### Extracted records
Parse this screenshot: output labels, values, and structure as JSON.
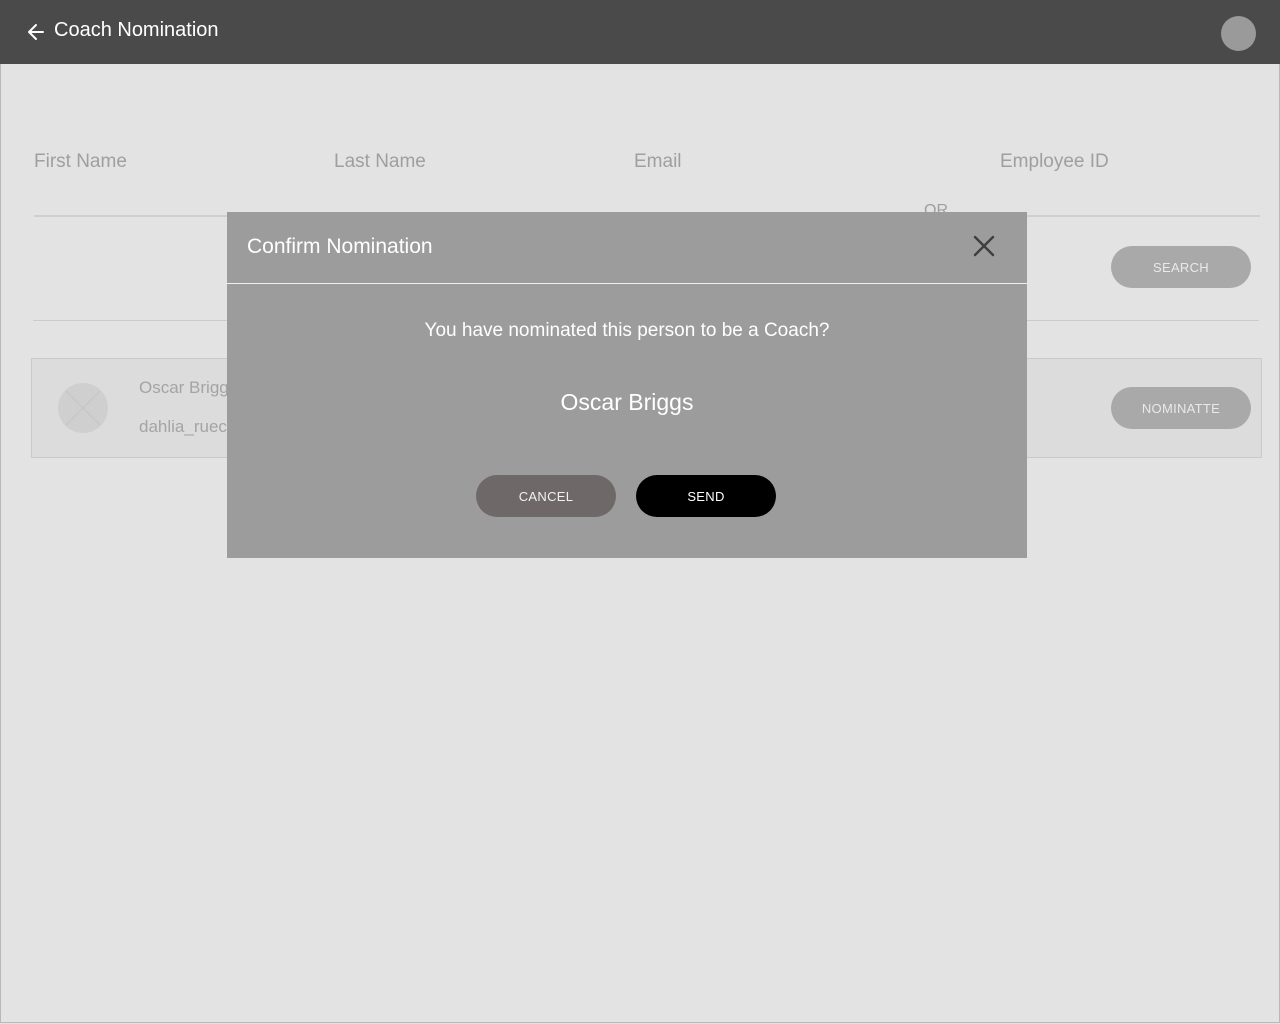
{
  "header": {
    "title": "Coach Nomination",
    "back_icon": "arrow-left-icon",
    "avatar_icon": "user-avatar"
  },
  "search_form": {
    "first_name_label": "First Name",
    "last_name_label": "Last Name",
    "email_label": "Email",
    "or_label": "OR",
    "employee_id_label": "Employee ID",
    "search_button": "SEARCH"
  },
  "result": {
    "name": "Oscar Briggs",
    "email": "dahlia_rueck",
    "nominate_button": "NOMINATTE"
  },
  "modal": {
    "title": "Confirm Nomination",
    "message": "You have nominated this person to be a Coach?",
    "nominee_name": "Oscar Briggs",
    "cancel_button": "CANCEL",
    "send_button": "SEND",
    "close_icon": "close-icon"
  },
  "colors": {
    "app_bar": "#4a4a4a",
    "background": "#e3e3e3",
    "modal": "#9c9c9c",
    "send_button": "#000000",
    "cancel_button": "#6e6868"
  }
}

* * *

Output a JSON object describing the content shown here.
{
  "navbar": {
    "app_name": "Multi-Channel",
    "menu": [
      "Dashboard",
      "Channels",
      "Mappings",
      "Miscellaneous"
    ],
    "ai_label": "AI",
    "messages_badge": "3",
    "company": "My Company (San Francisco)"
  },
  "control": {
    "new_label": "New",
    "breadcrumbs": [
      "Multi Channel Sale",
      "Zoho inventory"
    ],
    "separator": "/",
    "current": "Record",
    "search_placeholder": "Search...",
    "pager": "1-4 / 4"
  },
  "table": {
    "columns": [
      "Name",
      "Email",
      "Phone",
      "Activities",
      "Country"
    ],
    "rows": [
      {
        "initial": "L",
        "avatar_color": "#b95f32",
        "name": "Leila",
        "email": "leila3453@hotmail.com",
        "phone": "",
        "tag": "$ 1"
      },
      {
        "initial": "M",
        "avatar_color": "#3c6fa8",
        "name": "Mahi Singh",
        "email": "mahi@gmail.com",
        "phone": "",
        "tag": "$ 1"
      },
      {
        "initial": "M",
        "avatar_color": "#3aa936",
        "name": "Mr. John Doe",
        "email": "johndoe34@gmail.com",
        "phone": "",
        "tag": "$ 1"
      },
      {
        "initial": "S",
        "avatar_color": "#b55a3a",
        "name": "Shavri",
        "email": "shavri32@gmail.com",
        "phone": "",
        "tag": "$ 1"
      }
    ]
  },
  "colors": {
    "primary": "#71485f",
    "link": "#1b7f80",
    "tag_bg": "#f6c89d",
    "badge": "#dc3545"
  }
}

...

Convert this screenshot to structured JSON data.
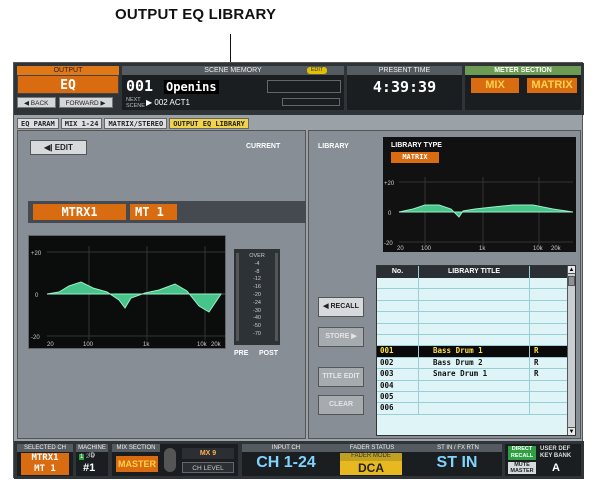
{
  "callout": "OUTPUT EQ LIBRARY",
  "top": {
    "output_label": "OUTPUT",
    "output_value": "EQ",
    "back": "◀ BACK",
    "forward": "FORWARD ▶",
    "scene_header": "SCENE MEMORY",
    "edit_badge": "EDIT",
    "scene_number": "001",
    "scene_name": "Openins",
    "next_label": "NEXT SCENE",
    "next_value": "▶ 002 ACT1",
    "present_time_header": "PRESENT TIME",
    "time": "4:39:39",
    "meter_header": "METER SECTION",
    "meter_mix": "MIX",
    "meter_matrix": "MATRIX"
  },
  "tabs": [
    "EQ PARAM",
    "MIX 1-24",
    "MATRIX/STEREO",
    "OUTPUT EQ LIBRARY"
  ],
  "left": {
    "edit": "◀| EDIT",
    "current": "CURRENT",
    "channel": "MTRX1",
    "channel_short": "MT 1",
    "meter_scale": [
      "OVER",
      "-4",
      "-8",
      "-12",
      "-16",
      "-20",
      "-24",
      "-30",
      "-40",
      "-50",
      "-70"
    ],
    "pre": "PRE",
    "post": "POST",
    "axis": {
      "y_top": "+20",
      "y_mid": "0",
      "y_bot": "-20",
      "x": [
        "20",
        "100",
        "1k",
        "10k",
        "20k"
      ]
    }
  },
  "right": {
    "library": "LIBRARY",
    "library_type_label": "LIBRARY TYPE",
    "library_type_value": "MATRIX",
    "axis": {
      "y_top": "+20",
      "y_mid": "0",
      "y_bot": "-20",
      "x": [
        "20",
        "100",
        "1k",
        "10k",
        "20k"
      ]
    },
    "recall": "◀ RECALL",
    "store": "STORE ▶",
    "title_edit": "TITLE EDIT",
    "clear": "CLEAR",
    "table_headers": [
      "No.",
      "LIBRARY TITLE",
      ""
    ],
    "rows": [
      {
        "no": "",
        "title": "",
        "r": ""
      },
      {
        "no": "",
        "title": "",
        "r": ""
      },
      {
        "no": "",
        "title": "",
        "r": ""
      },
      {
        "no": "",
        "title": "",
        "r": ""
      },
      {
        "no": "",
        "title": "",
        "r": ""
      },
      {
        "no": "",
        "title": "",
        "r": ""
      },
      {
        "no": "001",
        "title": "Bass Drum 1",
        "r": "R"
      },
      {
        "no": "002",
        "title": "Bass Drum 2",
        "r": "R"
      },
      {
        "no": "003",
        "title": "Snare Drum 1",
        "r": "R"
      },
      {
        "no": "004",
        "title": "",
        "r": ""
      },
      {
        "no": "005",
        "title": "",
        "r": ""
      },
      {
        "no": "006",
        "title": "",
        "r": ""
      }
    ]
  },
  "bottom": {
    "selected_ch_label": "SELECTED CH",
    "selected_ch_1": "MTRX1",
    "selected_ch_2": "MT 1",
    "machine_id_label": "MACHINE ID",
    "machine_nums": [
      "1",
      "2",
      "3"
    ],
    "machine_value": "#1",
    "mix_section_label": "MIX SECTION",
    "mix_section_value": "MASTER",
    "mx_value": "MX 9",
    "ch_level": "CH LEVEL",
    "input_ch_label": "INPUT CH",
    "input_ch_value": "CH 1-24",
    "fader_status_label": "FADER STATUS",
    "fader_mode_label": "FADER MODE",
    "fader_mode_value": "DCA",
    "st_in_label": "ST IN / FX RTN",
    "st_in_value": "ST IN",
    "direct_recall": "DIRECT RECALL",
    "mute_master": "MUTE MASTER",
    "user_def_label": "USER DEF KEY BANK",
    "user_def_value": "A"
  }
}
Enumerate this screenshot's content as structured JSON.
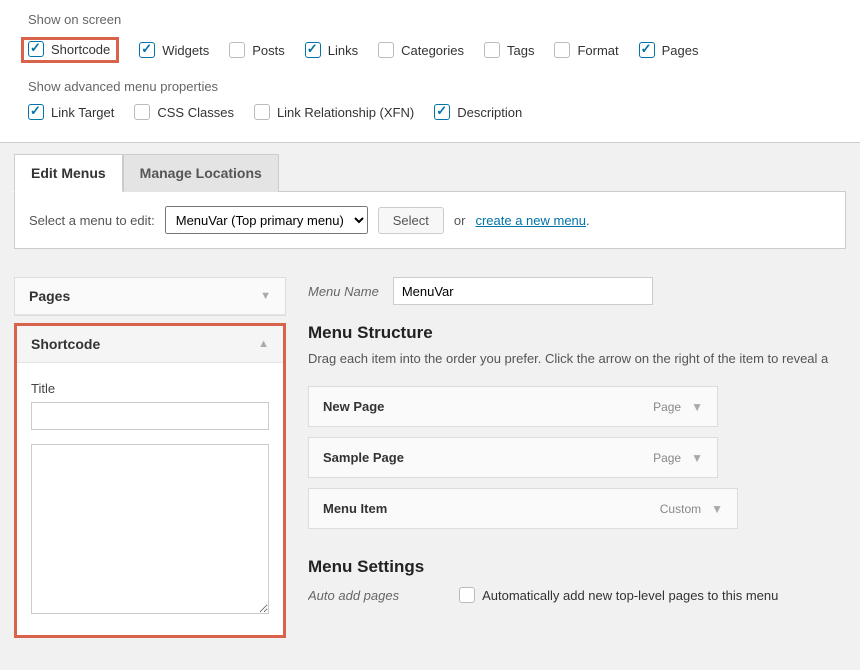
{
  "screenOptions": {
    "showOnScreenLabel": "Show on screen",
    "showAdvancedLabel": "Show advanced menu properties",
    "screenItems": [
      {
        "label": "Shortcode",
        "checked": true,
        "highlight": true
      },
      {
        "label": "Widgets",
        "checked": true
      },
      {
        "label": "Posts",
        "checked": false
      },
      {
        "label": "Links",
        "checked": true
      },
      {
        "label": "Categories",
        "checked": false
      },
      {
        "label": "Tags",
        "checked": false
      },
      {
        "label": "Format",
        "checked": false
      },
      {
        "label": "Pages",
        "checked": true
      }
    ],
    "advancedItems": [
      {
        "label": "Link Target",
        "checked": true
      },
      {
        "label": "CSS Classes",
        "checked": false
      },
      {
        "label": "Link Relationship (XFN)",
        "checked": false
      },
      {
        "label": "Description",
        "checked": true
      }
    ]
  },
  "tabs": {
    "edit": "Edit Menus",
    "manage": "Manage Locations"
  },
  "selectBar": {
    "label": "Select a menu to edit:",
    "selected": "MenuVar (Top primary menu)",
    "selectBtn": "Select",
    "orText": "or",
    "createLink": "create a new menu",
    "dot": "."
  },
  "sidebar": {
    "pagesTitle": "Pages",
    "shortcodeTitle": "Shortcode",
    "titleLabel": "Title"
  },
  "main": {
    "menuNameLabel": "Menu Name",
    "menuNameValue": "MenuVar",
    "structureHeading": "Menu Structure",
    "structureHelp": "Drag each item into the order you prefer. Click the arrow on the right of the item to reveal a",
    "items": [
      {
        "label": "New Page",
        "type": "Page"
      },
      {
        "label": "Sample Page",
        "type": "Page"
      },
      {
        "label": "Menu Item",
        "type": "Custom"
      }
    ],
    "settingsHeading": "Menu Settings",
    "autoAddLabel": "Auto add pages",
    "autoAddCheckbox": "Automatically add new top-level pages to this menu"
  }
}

### YOUR TASK
Identify every line where the string "MATRIX" appears.

### ANSWER TO THIS TASK
    "meter_matrix": "MATRIX"
    "MATRIX/STEREO",
    "library_type_value": "MATRIX",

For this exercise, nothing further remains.